Dataset records on visual material
## Start

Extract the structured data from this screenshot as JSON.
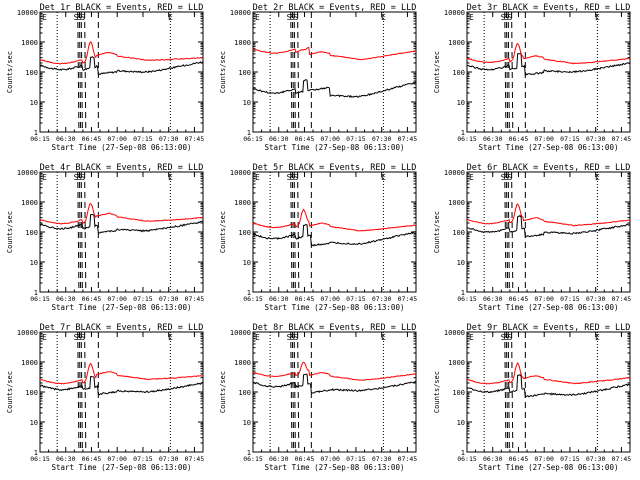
{
  "chart_data": {
    "type": "line",
    "x_tick_labels": [
      "06:15",
      "06:30",
      "06:45",
      "07:00",
      "07:15",
      "07:30",
      "07:45"
    ],
    "x_tick_minutes": [
      0,
      15,
      30,
      45,
      60,
      75,
      90
    ],
    "x_range_minutes": [
      0,
      95
    ],
    "y_scale": "log",
    "y_range": [
      1,
      10000
    ],
    "y_tick_labels": [
      "1",
      "10",
      "100",
      "1000",
      "10000"
    ],
    "y_tick_values": [
      1,
      10,
      100,
      1000,
      10000
    ],
    "series_colors": {
      "events": "#000000",
      "lld": "#ff0000"
    },
    "markers": {
      "dotted_minutes": [
        10,
        76
      ],
      "dashed_minutes": [
        22,
        23,
        24,
        26,
        34
      ],
      "flag_labels": [
        {
          "minute": 21,
          "text": "S"
        },
        {
          "minute": 23,
          "text": "S"
        },
        {
          "minute": 25,
          "text": "S"
        },
        {
          "minute": 76,
          "text": "E"
        }
      ],
      "corner_label": "E"
    },
    "panels": [
      {
        "title": "Det 1r BLACK = Events, RED = LLD",
        "xlabel": "Start Time (27-Sep-08 06:13:00)",
        "ylabel": "Counts/sec",
        "black": {
          "base": 120,
          "gap": [
            28,
            34
          ],
          "peak": 350,
          "dip": 100,
          "end": 220,
          "after": 85
        },
        "red": {
          "base": 200,
          "peak": 1000,
          "bump": 450,
          "end": 300
        }
      },
      {
        "title": "Det 2r BLACK = Events, RED = LLD",
        "xlabel": "Start Time (27-Sep-08 06:13:00)",
        "ylabel": "Counts/sec",
        "black": {
          "base": 20,
          "gap": [
            28,
            34
          ],
          "peak": 60,
          "dip": 15,
          "end": 45,
          "after": 25
        },
        "red": {
          "base": 450,
          "peak": 550,
          "bump": 480,
          "end": 500
        }
      },
      {
        "title": "Det 3r BLACK = Events, RED = LLD",
        "xlabel": "Start Time (27-Sep-08 06:13:00)",
        "ylabel": "Counts/sec",
        "black": {
          "base": 120,
          "gap": [
            26,
            32
          ],
          "peak": 500,
          "dip": 100,
          "end": 200,
          "after": 80
        },
        "red": {
          "base": 220,
          "peak": 900,
          "bump": 350,
          "end": 280
        }
      },
      {
        "title": "Det 4r BLACK = Events, RED = LLD",
        "xlabel": "Start Time (27-Sep-08 06:13:00)",
        "ylabel": "Counts/sec",
        "black": {
          "base": 130,
          "gap": [
            28,
            34
          ],
          "peak": 450,
          "dip": 110,
          "end": 220,
          "after": 95
        },
        "red": {
          "base": 200,
          "peak": 900,
          "bump": 420,
          "end": 300
        }
      },
      {
        "title": "Det 5r BLACK = Events, RED = LLD",
        "xlabel": "Start Time (27-Sep-08 06:13:00)",
        "ylabel": "Counts/sec",
        "black": {
          "base": 60,
          "gap": [
            26,
            32
          ],
          "peak": 200,
          "dip": 40,
          "end": 100,
          "after": 35
        },
        "red": {
          "base": 150,
          "peak": 550,
          "bump": 200,
          "end": 170
        }
      },
      {
        "title": "Det 6r BLACK = Events, RED = LLD",
        "xlabel": "Start Time (27-Sep-08 06:13:00)",
        "ylabel": "Counts/sec",
        "black": {
          "base": 100,
          "gap": [
            26,
            32
          ],
          "peak": 450,
          "dip": 90,
          "end": 180,
          "after": 70
        },
        "red": {
          "base": 200,
          "peak": 850,
          "bump": 300,
          "end": 250
        }
      },
      {
        "title": "Det 7r BLACK = Events, RED = LLD",
        "xlabel": "Start Time (27-Sep-08 06:13:00)",
        "ylabel": "Counts/sec",
        "black": {
          "base": 120,
          "gap": [
            28,
            34
          ],
          "peak": 350,
          "dip": 100,
          "end": 200,
          "after": 85
        },
        "red": {
          "base": 200,
          "peak": 900,
          "bump": 480,
          "end": 350
        }
      },
      {
        "title": "Det 8r BLACK = Events, RED = LLD",
        "xlabel": "Start Time (27-Sep-08 06:13:00)",
        "ylabel": "Counts/sec",
        "black": {
          "base": 150,
          "gap": [
            26,
            32
          ],
          "peak": 400,
          "dip": 110,
          "end": 220,
          "after": 95
        },
        "red": {
          "base": 350,
          "peak": 1000,
          "bump": 450,
          "end": 400
        }
      },
      {
        "title": "Det 9r BLACK = Events, RED = LLD",
        "xlabel": "Start Time (27-Sep-08 06:13:00)",
        "ylabel": "Counts/sec",
        "black": {
          "base": 100,
          "gap": [
            26,
            32
          ],
          "peak": 500,
          "dip": 80,
          "end": 180,
          "after": 70
        },
        "red": {
          "base": 200,
          "peak": 900,
          "bump": 350,
          "end": 300
        }
      }
    ]
  }
}
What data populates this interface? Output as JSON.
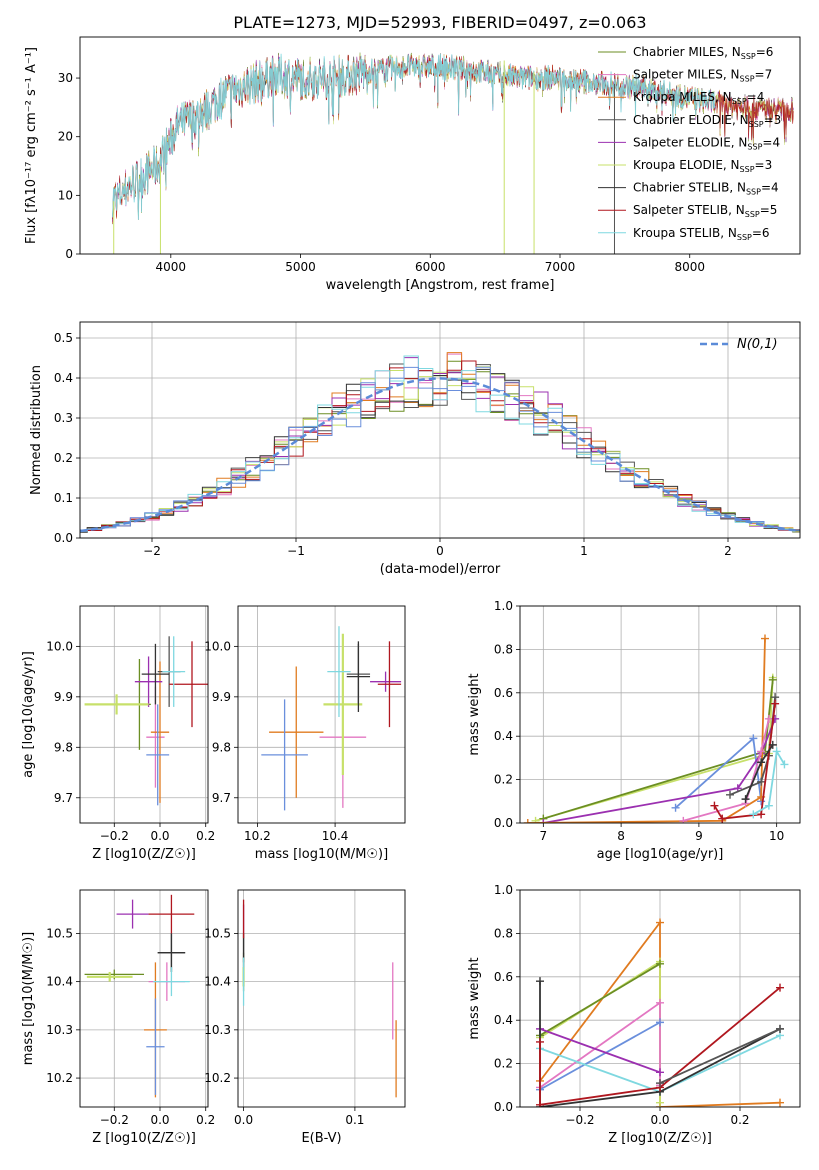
{
  "title": "PLATE=1273, MJD=52993, FIBERID=0497, z=0.063",
  "legend_models": [
    {
      "base": "Chabrier MILES, N",
      "sub": "SSP",
      "val": "=6",
      "color": "#6b8e23"
    },
    {
      "base": "Salpeter MILES, N",
      "sub": "SSP",
      "val": "=7",
      "color": "#e377c2"
    },
    {
      "base": "Kroupa MILES, N",
      "sub": "SSP",
      "val": "=4",
      "color": "#e07b20"
    },
    {
      "base": "Chabrier ELODIE, N",
      "sub": "SSP",
      "val": "=3",
      "color": "#555555"
    },
    {
      "base": "Salpeter ELODIE, N",
      "sub": "SSP",
      "val": "=4",
      "color": "#9b30b0"
    },
    {
      "base": "Kroupa ELODIE, N",
      "sub": "SSP",
      "val": "=3",
      "color": "#c7e06a"
    },
    {
      "base": "Chabrier STELIB, N",
      "sub": "SSP",
      "val": "=4",
      "color": "#333333"
    },
    {
      "base": "Salpeter STELIB, N",
      "sub": "SSP",
      "val": "=5",
      "color": "#b0171f"
    },
    {
      "base": "Kroupa STELIB, N",
      "sub": "SSP",
      "val": "=6",
      "color": "#7fd8e0"
    }
  ],
  "series_colors": [
    "#6b8e23",
    "#e377c2",
    "#e07b20",
    "#555555",
    "#9b30b0",
    "#c7e06a",
    "#333333",
    "#b0171f",
    "#7fd8e0",
    "#6a8fdc"
  ],
  "chart_data": [
    {
      "type": "line",
      "id": "spectrum",
      "xlabel": "wavelength [Angstrom, rest frame]",
      "ylabel": "Flux [fλ10⁻¹⁷ erg cm⁻² s⁻¹ A⁻¹]",
      "xlim": [
        3300,
        8850
      ],
      "ylim": [
        0,
        37
      ],
      "xticks": [
        4000,
        5000,
        6000,
        7000,
        8000
      ],
      "yticks": [
        0,
        10,
        20,
        30
      ],
      "continuum": {
        "x": [
          3550,
          3700,
          3900,
          4050,
          4250,
          4400,
          4600,
          4800,
          5000,
          5200,
          5500,
          5800,
          6100,
          6400,
          6700,
          7000,
          7300,
          7600,
          8000,
          8400,
          8800
        ],
        "y": [
          9,
          12,
          15,
          22,
          24,
          27,
          29,
          30.5,
          30,
          30,
          31,
          32,
          32,
          31,
          30,
          30,
          29,
          28.5,
          26.5,
          25,
          24.5
        ]
      }
    },
    {
      "type": "bar",
      "id": "residuals",
      "xlabel": "(data-model)/error",
      "ylabel": "Normed distribution",
      "xlim": [
        -2.5,
        2.5
      ],
      "ylim": [
        0,
        0.54
      ],
      "xticks": [
        -2,
        -1,
        0,
        1,
        2
      ],
      "yticks": [
        0.0,
        0.1,
        0.2,
        0.3,
        0.4,
        0.5
      ],
      "legend": "N(0,1)",
      "bin_width": 0.1
    },
    {
      "type": "scatter",
      "id": "age_vs_Z",
      "xlabel": "Z [log10(Z/Z☉)]",
      "ylabel": "age  [log10(age/yr)]",
      "xlim": [
        -0.35,
        0.21
      ],
      "ylim": [
        9.65,
        10.08
      ],
      "xticks": [
        -0.2,
        0.0,
        0.2
      ],
      "yticks": [
        9.7,
        9.8,
        9.9,
        10.0
      ],
      "points": [
        {
          "x": -0.09,
          "y": 9.885,
          "xerr": 0.05,
          "yerr": 0.09,
          "c": 0
        },
        {
          "x": -0.02,
          "y": 9.82,
          "xerr": 0.04,
          "yerr": 0.1,
          "c": 1
        },
        {
          "x": 0.0,
          "y": 9.83,
          "xerr": 0.04,
          "yerr": 0.14,
          "c": 2
        },
        {
          "x": 0.04,
          "y": 9.95,
          "xerr": 0.05,
          "yerr": 0.07,
          "c": 3
        },
        {
          "x": -0.05,
          "y": 9.93,
          "xerr": 0.06,
          "yerr": 0.05,
          "c": 4
        },
        {
          "x": -0.19,
          "y": 9.885,
          "xerr": 0.14,
          "yerr": 0.02,
          "c": 5
        },
        {
          "x": -0.02,
          "y": 9.945,
          "xerr": 0.06,
          "yerr": 0.06,
          "c": 6
        },
        {
          "x": 0.14,
          "y": 9.925,
          "xerr": 0.1,
          "yerr": 0.085,
          "c": 7
        },
        {
          "x": 0.06,
          "y": 9.95,
          "xerr": 0.05,
          "yerr": 0.07,
          "c": 8
        },
        {
          "x": -0.01,
          "y": 9.785,
          "xerr": 0.05,
          "yerr": 0.1,
          "c": 9
        }
      ]
    },
    {
      "type": "scatter",
      "id": "age_vs_mass",
      "xlabel": "mass [log10(M/M☉)]",
      "ylabel": "",
      "xlim": [
        10.15,
        10.58
      ],
      "ylim": [
        9.65,
        10.08
      ],
      "xticks": [
        10.2,
        10.4
      ],
      "yticks": [
        9.7,
        9.8,
        9.9,
        10.0
      ],
      "points": [
        {
          "x": 10.42,
          "y": 9.885,
          "xerr": 0.04,
          "yerr": 0.1,
          "c": 0
        },
        {
          "x": 10.42,
          "y": 9.82,
          "xerr": 0.06,
          "yerr": 0.14,
          "c": 1
        },
        {
          "x": 10.3,
          "y": 9.83,
          "xerr": 0.07,
          "yerr": 0.13,
          "c": 2
        },
        {
          "x": 10.46,
          "y": 9.945,
          "xerr": 0.03,
          "yerr": 0.06,
          "c": 3
        },
        {
          "x": 10.53,
          "y": 9.93,
          "xerr": 0.04,
          "yerr": 0.02,
          "c": 4
        },
        {
          "x": 10.42,
          "y": 9.885,
          "xerr": 0.05,
          "yerr": 0.14,
          "c": 5
        },
        {
          "x": 10.46,
          "y": 9.94,
          "xerr": 0.03,
          "yerr": 0.07,
          "c": 6
        },
        {
          "x": 10.54,
          "y": 9.925,
          "xerr": 0.03,
          "yerr": 0.085,
          "c": 7
        },
        {
          "x": 10.41,
          "y": 9.95,
          "xerr": 0.03,
          "yerr": 0.09,
          "c": 8
        },
        {
          "x": 10.27,
          "y": 9.785,
          "xerr": 0.06,
          "yerr": 0.11,
          "c": 9
        }
      ]
    },
    {
      "type": "line",
      "id": "weight_vs_age",
      "xlabel": "age  [log10(age/yr)]",
      "ylabel": "mass weight",
      "xlim": [
        6.7,
        10.3
      ],
      "ylim": [
        0,
        1
      ],
      "xticks": [
        7,
        8,
        9,
        10
      ],
      "yticks": [
        0.0,
        0.2,
        0.4,
        0.6,
        0.8,
        1.0
      ],
      "series": [
        {
          "c": 5,
          "x": [
            6.9,
            9.9,
            9.95
          ],
          "y": [
            0.01,
            0.32,
            0.67
          ]
        },
        {
          "c": 0,
          "x": [
            7.0,
            9.85,
            9.95
          ],
          "y": [
            0.02,
            0.33,
            0.66
          ]
        },
        {
          "c": 9,
          "x": [
            8.7,
            9.7,
            9.8
          ],
          "y": [
            0.07,
            0.39,
            0.1
          ]
        },
        {
          "c": 4,
          "x": [
            7.0,
            9.5,
            9.8,
            9.98
          ],
          "y": [
            0.0,
            0.16,
            0.32,
            0.48
          ]
        },
        {
          "c": 2,
          "x": [
            6.8,
            9.3,
            9.8,
            9.85
          ],
          "y": [
            0.0,
            0.01,
            0.12,
            0.85
          ]
        },
        {
          "c": 1,
          "x": [
            8.8,
            9.6,
            9.8,
            9.9
          ],
          "y": [
            0.01,
            0.09,
            0.33,
            0.48
          ]
        },
        {
          "c": 3,
          "x": [
            9.4,
            9.8,
            9.9,
            9.98
          ],
          "y": [
            0.13,
            0.19,
            0.31,
            0.58
          ]
        },
        {
          "c": 7,
          "x": [
            9.2,
            9.3,
            9.8,
            9.98
          ],
          "y": [
            0.08,
            0.02,
            0.04,
            0.55
          ]
        },
        {
          "c": 8,
          "x": [
            9.7,
            9.9,
            10.0,
            10.1
          ],
          "y": [
            0.04,
            0.08,
            0.33,
            0.27
          ]
        },
        {
          "c": 6,
          "x": [
            9.6,
            9.8,
            9.95
          ],
          "y": [
            0.11,
            0.28,
            0.36
          ]
        }
      ]
    },
    {
      "type": "scatter",
      "id": "mass_vs_Z",
      "xlabel": "Z [log10(Z/Z☉)]",
      "ylabel": "mass [log10(M/M☉)]",
      "xlim": [
        -0.35,
        0.21
      ],
      "ylim": [
        10.14,
        10.59
      ],
      "xticks": [
        -0.2,
        0.0,
        0.2
      ],
      "yticks": [
        10.2,
        10.3,
        10.4,
        10.5
      ],
      "points": [
        {
          "x": -0.2,
          "y": 10.415,
          "xerr": 0.13,
          "yerr": 0.01,
          "c": 0
        },
        {
          "x": 0.03,
          "y": 10.4,
          "xerr": 0.08,
          "yerr": 0.04,
          "c": 1
        },
        {
          "x": -0.02,
          "y": 10.3,
          "xerr": 0.05,
          "yerr": 0.14,
          "c": 2
        },
        {
          "x": 0.05,
          "y": 10.46,
          "xerr": 0.06,
          "yerr": 0.04,
          "c": 3
        },
        {
          "x": -0.12,
          "y": 10.54,
          "xerr": 0.07,
          "yerr": 0.03,
          "c": 4
        },
        {
          "x": -0.22,
          "y": 10.41,
          "xerr": 0.1,
          "yerr": 0.01,
          "c": 5
        },
        {
          "x": 0.05,
          "y": 10.46,
          "xerr": 0.06,
          "yerr": 0.04,
          "c": 6
        },
        {
          "x": 0.05,
          "y": 10.54,
          "xerr": 0.1,
          "yerr": 0.04,
          "c": 7
        },
        {
          "x": 0.05,
          "y": 10.4,
          "xerr": 0.08,
          "yerr": 0.03,
          "c": 8
        },
        {
          "x": -0.02,
          "y": 10.265,
          "xerr": 0.04,
          "yerr": 0.1,
          "c": 9
        }
      ]
    },
    {
      "type": "scatter",
      "id": "mass_vs_ebv",
      "xlabel": "E(B-V)",
      "ylabel": "",
      "xlim": [
        -0.005,
        0.145
      ],
      "ylim": [
        10.14,
        10.59
      ],
      "xticks": [
        0.0,
        0.1
      ],
      "yticks": [
        10.2,
        10.3,
        10.4,
        10.5
      ],
      "points": [
        {
          "x": 0.0,
          "y": 10.42,
          "xerr": 0.0,
          "yerr": 0.04,
          "c": 0
        },
        {
          "x": 0.134,
          "y": 10.36,
          "xerr": 0.0,
          "yerr": 0.08,
          "c": 1
        },
        {
          "x": 0.137,
          "y": 10.24,
          "xerr": 0.0,
          "yerr": 0.08,
          "c": 2
        },
        {
          "x": 0.0,
          "y": 10.46,
          "xerr": 0.0,
          "yerr": 0.04,
          "c": 3
        },
        {
          "x": 0.0,
          "y": 10.53,
          "xerr": 0.0,
          "yerr": 0.03,
          "c": 4
        },
        {
          "x": 0.0,
          "y": 10.41,
          "xerr": 0.0,
          "yerr": 0.02,
          "c": 5
        },
        {
          "x": 0.0,
          "y": 10.47,
          "xerr": 0.0,
          "yerr": 0.03,
          "c": 6
        },
        {
          "x": 0.0,
          "y": 10.53,
          "xerr": 0.0,
          "yerr": 0.04,
          "c": 7
        },
        {
          "x": 0.0,
          "y": 10.4,
          "xerr": 0.0,
          "yerr": 0.05,
          "c": 8
        }
      ]
    },
    {
      "type": "line",
      "id": "weight_vs_Z",
      "xlabel": "Z [log10(Z/Z☉)]",
      "ylabel": "mass weight",
      "xlim": [
        -0.35,
        0.35
      ],
      "ylim": [
        0,
        1
      ],
      "xticks": [
        -0.2,
        0.0,
        0.2
      ],
      "yticks": [
        0.0,
        0.2,
        0.4,
        0.6,
        0.8,
        1.0
      ],
      "series": [
        {
          "c": 2,
          "x": [
            -0.3,
            0.0,
            0.0,
            0.3
          ],
          "y": [
            0.12,
            0.85,
            0.0,
            0.02
          ]
        },
        {
          "c": 5,
          "x": [
            -0.3,
            0.0,
            0.0
          ],
          "y": [
            0.32,
            0.67,
            0.02
          ]
        },
        {
          "c": 0,
          "x": [
            -0.3,
            0.0
          ],
          "y": [
            0.33,
            0.66
          ]
        },
        {
          "c": 1,
          "x": [
            -0.3,
            0.0,
            0.0
          ],
          "y": [
            0.09,
            0.48,
            0.1
          ]
        },
        {
          "c": 9,
          "x": [
            -0.3,
            0.0
          ],
          "y": [
            0.08,
            0.39
          ]
        },
        {
          "c": 4,
          "x": [
            -0.3,
            0.0
          ],
          "y": [
            0.36,
            0.16
          ]
        },
        {
          "c": 8,
          "x": [
            -0.3,
            0.0,
            0.3
          ],
          "y": [
            0.27,
            0.07,
            0.33
          ]
        },
        {
          "c": 6,
          "x": [
            -0.3,
            -0.3,
            0.0,
            0.3
          ],
          "y": [
            0.58,
            0.0,
            0.07,
            0.36
          ]
        },
        {
          "c": 7,
          "x": [
            -0.3,
            -0.3,
            0.0,
            0.3
          ],
          "y": [
            0.3,
            0.01,
            0.09,
            0.55
          ]
        },
        {
          "c": 3,
          "x": [
            0.0,
            0.3
          ],
          "y": [
            0.11,
            0.36
          ]
        }
      ]
    }
  ]
}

## End

#### Exercise details
Lines holding the word "JSON" in the entries above are the ones to pull out. Copy them all.

#### Response to this exercise
Extract the structured data from this screenshot as JSON.
What data populates this interface? Output as JSON.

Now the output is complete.